(Figure dataset records)
-- start --
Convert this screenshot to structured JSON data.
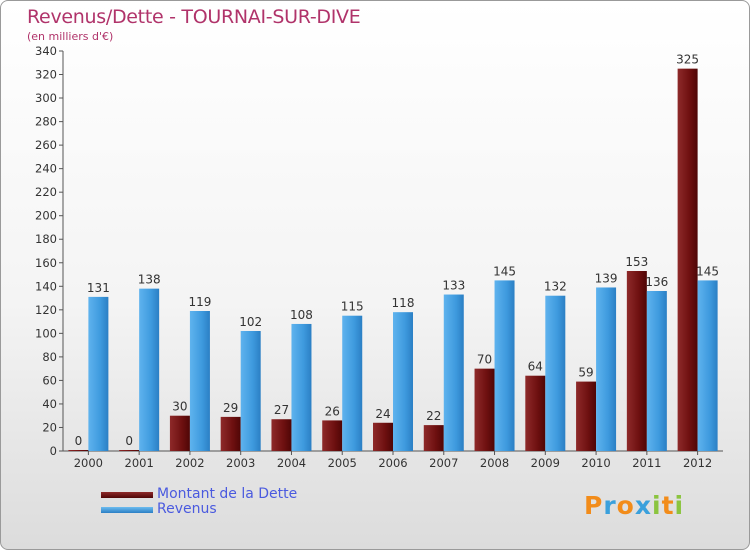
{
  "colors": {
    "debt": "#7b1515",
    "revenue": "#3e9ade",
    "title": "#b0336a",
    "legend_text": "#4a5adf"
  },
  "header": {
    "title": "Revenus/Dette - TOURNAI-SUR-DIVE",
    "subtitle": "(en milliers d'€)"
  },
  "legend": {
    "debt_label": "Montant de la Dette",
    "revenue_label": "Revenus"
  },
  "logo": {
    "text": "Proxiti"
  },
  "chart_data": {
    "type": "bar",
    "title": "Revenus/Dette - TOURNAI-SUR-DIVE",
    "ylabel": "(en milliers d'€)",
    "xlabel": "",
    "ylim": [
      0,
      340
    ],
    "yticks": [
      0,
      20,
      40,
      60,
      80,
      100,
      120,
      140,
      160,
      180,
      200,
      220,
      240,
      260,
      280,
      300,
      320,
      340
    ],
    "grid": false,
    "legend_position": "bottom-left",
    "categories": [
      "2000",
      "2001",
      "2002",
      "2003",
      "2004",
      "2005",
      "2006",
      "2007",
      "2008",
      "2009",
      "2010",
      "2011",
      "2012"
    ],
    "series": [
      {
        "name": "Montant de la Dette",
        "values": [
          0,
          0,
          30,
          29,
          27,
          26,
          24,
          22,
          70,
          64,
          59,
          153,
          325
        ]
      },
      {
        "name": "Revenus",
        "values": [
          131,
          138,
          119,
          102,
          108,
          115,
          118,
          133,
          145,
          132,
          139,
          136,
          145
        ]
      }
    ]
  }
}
-- end --
-- start --
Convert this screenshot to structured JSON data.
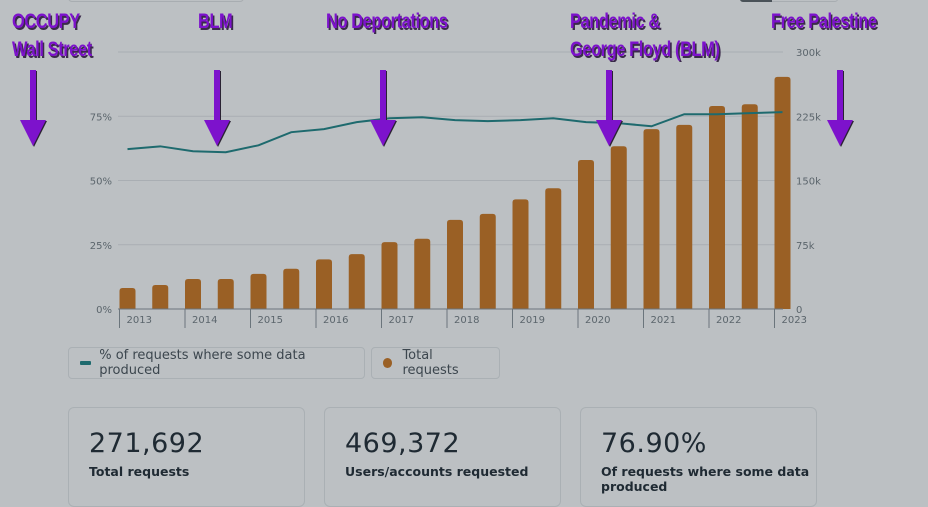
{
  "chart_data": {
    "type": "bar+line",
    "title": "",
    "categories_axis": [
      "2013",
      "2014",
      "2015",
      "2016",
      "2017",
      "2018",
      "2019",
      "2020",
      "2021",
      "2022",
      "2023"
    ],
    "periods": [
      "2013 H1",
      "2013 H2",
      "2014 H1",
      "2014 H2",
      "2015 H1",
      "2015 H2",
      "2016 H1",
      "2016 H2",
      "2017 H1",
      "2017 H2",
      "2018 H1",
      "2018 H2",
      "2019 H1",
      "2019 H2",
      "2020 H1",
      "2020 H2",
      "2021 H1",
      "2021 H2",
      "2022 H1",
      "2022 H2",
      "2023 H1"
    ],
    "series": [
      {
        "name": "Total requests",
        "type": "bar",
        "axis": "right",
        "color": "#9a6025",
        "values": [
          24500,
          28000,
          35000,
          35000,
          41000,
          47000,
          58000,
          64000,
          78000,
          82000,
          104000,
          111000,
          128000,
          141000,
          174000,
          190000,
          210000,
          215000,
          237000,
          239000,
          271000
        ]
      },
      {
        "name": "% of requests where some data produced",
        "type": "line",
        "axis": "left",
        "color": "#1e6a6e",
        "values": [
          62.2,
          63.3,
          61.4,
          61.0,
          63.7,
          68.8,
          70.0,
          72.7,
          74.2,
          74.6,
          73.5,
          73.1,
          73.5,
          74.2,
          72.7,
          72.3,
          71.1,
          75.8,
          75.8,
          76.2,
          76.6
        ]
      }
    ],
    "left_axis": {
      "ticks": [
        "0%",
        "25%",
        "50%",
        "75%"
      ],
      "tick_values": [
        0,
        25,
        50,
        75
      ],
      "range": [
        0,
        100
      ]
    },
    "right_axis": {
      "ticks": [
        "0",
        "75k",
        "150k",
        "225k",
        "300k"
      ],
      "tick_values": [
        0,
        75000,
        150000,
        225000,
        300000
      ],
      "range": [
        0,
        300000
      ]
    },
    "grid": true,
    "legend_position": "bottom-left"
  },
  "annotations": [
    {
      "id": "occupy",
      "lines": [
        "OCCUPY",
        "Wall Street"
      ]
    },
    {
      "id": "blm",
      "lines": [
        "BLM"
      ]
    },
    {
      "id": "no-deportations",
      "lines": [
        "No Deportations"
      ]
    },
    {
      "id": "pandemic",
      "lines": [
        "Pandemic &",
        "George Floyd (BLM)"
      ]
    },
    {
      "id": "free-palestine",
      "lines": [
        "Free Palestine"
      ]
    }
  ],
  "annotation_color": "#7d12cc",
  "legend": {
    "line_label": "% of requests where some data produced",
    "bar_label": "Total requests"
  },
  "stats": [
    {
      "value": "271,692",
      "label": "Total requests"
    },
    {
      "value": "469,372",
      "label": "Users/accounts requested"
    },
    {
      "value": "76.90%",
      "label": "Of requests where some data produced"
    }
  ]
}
-- end --
What this task involves
Extract from the data every line where "produced" shows up.

Exercise response
        "name": "% of requests where some data produced",
    "line_label": "% of requests where some data produced",
      "label": "Of requests where some data produced"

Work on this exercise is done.